**** DATASET ROWS ****

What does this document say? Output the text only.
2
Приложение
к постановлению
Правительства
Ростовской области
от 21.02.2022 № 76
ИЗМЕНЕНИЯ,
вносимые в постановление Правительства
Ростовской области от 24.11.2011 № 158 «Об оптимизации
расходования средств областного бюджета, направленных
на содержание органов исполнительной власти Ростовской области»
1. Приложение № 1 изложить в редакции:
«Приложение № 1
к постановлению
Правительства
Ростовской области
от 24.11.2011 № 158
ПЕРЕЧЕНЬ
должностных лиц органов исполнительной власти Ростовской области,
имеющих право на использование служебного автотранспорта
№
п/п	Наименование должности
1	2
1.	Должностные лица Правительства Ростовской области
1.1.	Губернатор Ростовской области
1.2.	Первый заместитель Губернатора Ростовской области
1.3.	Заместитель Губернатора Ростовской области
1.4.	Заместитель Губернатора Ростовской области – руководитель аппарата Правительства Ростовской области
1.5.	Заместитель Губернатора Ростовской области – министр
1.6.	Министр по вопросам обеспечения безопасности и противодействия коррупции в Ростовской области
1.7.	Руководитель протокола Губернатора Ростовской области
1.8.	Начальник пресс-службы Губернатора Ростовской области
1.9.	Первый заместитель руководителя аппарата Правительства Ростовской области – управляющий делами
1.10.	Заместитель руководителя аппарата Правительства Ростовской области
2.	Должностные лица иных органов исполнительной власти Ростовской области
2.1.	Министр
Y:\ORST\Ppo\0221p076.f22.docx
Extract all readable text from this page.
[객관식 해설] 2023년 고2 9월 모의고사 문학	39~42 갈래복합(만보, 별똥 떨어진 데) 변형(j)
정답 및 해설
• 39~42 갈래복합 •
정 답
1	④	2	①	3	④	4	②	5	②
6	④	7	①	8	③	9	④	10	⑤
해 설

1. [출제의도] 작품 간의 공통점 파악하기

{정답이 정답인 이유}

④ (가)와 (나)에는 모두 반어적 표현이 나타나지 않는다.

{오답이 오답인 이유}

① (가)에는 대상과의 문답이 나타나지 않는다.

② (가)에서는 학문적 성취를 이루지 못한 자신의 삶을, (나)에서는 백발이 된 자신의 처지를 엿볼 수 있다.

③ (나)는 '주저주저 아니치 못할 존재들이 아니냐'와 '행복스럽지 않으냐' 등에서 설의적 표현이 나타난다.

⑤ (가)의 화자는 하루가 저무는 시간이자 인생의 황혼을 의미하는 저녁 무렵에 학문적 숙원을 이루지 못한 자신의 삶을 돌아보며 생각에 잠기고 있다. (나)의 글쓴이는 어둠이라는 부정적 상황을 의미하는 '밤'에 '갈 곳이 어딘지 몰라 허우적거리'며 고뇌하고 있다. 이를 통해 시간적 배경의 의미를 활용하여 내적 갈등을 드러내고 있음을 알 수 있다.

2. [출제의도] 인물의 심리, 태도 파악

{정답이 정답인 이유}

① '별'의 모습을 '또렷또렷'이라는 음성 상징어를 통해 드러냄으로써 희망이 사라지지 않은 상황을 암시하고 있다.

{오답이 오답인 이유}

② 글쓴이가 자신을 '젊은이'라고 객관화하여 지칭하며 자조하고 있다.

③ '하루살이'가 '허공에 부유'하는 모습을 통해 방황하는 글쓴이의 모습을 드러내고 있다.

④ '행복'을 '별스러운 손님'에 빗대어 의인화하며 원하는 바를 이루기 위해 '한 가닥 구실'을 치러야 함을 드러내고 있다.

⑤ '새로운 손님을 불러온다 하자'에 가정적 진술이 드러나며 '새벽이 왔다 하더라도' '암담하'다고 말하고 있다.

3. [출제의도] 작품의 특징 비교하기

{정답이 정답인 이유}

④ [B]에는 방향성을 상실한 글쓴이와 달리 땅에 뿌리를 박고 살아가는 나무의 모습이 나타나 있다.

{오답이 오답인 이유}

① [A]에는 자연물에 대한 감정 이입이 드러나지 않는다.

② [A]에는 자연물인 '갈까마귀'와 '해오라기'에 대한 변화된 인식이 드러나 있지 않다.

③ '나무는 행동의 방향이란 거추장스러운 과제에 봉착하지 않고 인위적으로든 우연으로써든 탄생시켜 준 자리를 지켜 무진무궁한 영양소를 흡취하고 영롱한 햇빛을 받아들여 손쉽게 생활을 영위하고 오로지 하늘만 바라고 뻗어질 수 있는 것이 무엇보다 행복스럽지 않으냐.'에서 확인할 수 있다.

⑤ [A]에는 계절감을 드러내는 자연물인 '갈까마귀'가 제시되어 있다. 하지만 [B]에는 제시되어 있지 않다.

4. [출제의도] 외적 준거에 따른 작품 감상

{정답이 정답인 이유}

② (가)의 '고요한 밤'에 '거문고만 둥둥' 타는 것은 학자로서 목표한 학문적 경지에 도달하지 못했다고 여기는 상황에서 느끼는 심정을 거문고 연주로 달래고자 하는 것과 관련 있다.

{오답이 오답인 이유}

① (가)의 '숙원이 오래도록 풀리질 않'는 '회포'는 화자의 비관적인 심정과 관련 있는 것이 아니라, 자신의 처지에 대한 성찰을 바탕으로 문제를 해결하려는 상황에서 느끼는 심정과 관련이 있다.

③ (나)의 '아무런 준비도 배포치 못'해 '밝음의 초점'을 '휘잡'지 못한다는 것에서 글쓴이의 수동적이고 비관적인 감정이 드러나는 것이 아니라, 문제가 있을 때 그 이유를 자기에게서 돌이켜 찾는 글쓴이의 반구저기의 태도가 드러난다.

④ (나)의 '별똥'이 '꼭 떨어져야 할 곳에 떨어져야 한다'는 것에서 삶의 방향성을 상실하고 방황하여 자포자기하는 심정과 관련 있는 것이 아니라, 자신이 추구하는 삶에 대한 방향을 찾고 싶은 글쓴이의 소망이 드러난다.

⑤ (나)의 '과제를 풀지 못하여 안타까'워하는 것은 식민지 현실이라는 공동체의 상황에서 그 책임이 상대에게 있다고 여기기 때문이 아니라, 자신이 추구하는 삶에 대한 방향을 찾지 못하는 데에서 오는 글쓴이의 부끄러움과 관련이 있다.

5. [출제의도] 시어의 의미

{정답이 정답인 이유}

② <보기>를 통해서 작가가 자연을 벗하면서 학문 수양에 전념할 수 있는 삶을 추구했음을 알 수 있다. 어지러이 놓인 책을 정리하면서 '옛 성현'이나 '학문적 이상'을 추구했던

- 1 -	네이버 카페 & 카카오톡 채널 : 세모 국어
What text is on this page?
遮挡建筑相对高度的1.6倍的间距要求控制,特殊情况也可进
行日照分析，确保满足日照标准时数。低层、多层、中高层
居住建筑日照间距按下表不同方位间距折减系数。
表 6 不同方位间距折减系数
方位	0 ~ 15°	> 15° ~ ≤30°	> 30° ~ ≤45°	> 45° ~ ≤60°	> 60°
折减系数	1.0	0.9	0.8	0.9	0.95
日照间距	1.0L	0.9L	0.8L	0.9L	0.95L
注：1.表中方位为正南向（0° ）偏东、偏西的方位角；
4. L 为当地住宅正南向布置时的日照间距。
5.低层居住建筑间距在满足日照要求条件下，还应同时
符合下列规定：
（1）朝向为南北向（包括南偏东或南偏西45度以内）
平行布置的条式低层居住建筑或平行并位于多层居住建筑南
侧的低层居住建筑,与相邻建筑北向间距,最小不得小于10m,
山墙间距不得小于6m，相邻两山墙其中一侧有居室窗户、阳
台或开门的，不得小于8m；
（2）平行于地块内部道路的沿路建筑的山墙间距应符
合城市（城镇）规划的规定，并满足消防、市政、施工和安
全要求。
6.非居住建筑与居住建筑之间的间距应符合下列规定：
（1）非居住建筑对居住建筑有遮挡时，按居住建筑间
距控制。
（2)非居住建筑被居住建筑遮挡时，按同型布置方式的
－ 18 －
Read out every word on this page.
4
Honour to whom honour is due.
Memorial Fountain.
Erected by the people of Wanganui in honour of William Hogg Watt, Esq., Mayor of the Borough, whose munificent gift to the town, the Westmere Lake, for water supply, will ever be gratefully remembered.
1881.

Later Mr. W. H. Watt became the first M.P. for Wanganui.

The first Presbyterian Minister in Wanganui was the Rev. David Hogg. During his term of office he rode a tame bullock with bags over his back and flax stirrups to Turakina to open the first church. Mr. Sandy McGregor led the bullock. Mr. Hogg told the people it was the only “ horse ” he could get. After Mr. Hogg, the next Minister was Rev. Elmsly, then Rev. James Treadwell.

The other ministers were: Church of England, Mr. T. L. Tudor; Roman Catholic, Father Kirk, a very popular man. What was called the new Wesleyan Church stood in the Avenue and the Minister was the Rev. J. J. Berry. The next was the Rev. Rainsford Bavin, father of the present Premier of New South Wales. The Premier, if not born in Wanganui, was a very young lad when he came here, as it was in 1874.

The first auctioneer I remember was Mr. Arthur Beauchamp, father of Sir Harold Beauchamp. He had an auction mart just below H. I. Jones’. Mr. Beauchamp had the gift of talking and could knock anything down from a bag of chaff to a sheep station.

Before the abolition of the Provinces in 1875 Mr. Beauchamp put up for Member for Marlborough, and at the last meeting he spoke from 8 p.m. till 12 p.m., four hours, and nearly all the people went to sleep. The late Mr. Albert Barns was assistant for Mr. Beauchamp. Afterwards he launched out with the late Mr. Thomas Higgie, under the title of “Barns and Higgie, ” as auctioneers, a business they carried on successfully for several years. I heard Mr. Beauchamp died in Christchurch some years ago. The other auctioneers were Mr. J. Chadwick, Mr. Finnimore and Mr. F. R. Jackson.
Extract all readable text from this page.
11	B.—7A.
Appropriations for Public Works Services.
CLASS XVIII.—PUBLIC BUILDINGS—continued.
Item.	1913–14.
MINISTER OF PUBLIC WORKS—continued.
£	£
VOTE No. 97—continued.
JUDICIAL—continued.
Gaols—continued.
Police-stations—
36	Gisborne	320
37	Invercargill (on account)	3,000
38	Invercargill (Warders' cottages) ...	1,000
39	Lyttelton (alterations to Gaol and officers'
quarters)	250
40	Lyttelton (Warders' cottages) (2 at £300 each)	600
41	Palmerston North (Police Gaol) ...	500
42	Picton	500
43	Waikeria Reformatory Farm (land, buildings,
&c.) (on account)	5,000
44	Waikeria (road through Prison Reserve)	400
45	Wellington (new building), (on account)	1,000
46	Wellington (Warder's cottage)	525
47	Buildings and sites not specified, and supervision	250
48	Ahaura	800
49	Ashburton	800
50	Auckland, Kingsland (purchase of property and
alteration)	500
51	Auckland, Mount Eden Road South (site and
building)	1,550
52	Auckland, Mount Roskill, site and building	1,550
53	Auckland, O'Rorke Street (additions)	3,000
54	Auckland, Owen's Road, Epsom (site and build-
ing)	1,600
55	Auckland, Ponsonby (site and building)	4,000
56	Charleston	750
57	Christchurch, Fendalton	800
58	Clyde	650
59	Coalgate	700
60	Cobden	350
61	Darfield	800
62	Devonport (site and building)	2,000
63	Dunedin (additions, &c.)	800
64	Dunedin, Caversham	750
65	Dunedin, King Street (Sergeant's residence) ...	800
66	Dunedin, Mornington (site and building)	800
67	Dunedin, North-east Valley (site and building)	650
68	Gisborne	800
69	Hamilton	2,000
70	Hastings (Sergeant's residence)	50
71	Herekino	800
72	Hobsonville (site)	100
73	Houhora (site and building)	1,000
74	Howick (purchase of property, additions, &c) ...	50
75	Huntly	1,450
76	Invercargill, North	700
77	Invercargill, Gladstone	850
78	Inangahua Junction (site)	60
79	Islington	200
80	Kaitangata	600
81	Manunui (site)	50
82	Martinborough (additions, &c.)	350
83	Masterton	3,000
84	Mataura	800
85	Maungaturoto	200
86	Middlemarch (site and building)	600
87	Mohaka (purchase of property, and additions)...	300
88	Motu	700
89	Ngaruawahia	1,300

****

Find the word "상황에서" in the data and show each line that holds it.

**THE SOLUTION**.
② (가)의 '고요한 밤'에 '거문고만 둥둥' 타는 것은 학자로서 목표한 학문적 경지에 도달하지 못했다고 여기는 상황에서 느끼는 심정을 거문고 연주로 달래고자 하는 것과 관련 있다.
① (가)의 '숙원이 오래도록 풀리질 않'는 '회포'는 화자의 비관적인 심정과 관련 있는 것이 아니라, 자신의 처지에 대한 성찰을 바탕으로 문제를 해결하려는 상황에서 느끼는 심정과 관련이 있다.
⑤ (나)의 '과제를 풀지 못하여 안타까'워하는 것은 식민지 현실이라는 공동체의 상황에서 그 책임이 상대에게 있다고 여기기 때문이 아니라, 자신이 추구하는 삶에 대한 방향을 찾지 못하는 데에서 오는 글쓴이의 부끄러움과 관련이 있다.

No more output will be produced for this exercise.